Collection entries

[start]

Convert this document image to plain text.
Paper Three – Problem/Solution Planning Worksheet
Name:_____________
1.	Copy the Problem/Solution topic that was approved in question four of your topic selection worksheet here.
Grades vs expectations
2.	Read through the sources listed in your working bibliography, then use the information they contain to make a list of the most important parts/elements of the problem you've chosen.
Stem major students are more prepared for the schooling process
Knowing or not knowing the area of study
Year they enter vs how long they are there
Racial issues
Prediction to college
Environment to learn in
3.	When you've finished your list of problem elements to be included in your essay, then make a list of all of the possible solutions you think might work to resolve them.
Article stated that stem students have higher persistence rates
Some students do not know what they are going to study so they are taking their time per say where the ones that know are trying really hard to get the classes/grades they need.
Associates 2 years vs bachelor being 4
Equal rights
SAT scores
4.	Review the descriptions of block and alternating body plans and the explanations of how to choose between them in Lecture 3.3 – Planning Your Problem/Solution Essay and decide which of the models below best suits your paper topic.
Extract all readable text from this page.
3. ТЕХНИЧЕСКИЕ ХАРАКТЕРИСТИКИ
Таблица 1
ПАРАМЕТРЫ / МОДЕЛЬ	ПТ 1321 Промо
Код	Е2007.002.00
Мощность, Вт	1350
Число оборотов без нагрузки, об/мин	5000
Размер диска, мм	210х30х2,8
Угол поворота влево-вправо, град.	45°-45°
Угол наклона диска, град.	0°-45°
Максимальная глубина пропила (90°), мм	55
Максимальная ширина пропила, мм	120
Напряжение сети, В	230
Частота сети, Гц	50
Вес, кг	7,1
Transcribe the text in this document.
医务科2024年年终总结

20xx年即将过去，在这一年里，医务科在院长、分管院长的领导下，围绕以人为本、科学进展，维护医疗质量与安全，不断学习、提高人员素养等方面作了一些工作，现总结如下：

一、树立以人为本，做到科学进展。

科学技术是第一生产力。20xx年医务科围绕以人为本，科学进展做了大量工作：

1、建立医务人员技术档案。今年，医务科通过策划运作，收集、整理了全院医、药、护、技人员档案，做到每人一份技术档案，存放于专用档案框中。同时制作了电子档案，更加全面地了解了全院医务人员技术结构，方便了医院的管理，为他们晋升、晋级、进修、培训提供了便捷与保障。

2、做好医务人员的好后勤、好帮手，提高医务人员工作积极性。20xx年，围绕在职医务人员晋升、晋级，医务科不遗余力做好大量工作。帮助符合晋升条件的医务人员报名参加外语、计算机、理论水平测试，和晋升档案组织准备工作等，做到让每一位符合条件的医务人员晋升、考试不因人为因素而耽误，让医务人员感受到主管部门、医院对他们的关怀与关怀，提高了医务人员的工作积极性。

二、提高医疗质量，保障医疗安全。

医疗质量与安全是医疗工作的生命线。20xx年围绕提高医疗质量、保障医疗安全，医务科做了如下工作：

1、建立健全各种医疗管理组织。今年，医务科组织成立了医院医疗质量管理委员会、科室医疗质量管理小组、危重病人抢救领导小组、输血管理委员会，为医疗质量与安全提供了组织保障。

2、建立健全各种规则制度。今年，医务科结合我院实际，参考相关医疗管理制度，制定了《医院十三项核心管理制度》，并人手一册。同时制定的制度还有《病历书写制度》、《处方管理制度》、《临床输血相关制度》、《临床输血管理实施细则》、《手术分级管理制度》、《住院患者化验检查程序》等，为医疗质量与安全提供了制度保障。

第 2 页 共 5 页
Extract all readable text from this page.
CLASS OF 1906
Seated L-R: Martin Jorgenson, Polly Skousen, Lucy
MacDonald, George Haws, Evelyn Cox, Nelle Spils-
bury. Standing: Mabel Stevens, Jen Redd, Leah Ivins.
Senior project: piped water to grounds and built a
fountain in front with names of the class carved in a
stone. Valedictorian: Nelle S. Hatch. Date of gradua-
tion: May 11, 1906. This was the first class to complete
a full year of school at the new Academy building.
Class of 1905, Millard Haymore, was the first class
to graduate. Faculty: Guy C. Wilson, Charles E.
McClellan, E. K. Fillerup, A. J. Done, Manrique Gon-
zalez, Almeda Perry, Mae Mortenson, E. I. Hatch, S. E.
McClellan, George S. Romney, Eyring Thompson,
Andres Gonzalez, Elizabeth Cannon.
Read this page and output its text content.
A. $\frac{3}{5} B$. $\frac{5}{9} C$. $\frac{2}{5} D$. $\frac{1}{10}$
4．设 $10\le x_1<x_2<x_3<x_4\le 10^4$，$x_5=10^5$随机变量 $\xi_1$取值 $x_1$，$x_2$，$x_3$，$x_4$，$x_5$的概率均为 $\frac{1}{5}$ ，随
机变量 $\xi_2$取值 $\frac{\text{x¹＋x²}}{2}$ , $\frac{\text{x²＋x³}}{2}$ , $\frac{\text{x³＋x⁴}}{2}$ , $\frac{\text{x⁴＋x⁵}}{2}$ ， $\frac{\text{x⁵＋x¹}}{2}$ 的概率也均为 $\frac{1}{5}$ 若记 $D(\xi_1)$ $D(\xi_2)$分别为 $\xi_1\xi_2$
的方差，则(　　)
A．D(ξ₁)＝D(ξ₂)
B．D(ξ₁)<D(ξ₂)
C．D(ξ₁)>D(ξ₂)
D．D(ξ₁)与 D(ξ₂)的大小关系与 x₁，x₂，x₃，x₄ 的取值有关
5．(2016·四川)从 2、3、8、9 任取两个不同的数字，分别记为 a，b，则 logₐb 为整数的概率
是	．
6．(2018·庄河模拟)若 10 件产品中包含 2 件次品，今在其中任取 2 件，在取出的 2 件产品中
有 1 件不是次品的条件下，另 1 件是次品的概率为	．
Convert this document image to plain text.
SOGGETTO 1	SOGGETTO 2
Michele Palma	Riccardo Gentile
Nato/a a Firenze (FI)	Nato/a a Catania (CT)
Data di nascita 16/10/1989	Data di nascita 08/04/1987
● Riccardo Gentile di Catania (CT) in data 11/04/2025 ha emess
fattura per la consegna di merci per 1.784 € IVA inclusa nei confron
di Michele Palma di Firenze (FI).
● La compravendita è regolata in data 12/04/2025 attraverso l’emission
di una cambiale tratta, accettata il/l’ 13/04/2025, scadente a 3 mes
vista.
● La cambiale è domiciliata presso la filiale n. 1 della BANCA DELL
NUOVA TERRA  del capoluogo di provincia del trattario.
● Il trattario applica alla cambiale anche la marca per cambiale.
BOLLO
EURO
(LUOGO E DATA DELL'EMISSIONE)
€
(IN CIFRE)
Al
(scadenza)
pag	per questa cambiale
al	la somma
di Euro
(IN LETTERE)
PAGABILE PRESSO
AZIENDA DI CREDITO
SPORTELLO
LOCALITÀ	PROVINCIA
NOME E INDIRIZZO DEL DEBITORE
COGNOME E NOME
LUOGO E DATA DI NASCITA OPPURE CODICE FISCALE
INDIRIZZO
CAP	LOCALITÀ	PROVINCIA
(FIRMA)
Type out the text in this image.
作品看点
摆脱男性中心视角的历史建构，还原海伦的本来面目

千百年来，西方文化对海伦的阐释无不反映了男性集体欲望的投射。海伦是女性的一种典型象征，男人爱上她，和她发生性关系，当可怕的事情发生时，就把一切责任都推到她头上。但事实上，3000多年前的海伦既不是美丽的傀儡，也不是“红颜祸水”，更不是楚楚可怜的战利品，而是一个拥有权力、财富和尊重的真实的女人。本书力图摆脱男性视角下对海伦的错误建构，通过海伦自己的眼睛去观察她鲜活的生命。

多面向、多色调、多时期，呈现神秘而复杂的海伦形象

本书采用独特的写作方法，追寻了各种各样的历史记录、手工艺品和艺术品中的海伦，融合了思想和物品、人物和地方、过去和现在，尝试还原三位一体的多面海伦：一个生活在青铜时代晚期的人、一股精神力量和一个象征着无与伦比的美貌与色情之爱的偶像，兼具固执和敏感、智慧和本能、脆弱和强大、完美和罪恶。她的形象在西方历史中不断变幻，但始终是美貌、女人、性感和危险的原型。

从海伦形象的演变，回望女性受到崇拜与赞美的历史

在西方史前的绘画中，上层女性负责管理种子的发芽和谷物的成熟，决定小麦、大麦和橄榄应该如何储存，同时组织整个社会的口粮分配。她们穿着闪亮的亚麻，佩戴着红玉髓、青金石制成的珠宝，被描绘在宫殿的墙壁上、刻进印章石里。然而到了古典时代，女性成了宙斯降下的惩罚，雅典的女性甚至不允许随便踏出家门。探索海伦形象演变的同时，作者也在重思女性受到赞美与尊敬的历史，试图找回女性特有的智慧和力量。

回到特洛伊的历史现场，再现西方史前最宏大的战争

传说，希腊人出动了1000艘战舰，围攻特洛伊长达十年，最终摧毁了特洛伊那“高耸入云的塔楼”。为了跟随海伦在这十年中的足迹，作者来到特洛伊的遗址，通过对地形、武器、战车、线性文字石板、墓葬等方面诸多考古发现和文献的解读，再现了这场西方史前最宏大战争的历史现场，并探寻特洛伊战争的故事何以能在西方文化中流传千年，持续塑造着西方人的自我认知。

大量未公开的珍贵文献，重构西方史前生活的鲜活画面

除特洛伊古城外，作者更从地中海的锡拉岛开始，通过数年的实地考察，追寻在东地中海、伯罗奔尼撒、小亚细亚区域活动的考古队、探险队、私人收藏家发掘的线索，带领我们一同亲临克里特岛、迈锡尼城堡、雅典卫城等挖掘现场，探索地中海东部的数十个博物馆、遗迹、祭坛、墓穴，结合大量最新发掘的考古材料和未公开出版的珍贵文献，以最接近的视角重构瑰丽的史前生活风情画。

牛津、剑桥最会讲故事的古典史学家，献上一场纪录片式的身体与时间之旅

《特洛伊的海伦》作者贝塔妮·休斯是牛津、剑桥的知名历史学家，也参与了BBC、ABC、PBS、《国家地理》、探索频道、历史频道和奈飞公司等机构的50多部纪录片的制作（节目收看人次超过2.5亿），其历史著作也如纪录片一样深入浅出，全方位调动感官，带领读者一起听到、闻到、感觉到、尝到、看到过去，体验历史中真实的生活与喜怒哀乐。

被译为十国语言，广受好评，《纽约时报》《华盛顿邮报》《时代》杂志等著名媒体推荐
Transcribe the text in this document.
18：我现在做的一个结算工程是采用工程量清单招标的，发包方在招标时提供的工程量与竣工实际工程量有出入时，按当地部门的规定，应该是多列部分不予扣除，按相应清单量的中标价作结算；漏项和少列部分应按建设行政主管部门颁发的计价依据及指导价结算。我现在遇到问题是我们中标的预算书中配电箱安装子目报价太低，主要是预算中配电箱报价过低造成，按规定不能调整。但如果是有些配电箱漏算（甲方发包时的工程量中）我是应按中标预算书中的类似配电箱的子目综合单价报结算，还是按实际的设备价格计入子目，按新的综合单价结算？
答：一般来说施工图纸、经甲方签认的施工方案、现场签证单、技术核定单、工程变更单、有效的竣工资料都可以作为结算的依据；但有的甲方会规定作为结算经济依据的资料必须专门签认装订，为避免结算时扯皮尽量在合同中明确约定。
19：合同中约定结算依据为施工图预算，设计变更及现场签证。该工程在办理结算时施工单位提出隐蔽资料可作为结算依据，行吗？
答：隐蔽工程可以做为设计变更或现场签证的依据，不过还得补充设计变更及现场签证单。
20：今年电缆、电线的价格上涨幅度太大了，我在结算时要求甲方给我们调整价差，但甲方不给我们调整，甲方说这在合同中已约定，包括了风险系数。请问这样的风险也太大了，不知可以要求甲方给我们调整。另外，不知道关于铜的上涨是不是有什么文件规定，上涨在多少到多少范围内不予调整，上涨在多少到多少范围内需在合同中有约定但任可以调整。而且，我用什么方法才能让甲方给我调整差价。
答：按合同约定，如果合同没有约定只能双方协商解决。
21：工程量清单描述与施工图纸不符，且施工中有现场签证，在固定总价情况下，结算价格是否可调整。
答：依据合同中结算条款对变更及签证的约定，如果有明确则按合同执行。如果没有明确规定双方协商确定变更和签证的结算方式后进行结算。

[end]

*Directions for this task:* Look through the data above. Copy every line with the string "保障医疗安全" in it.

*Written solution:*
二、提高医疗质量，保障医疗安全。
医疗质量与安全是医疗工作的生命线。20xx年围绕提高医疗质量、保障医疗安全，医务科做了如下工作：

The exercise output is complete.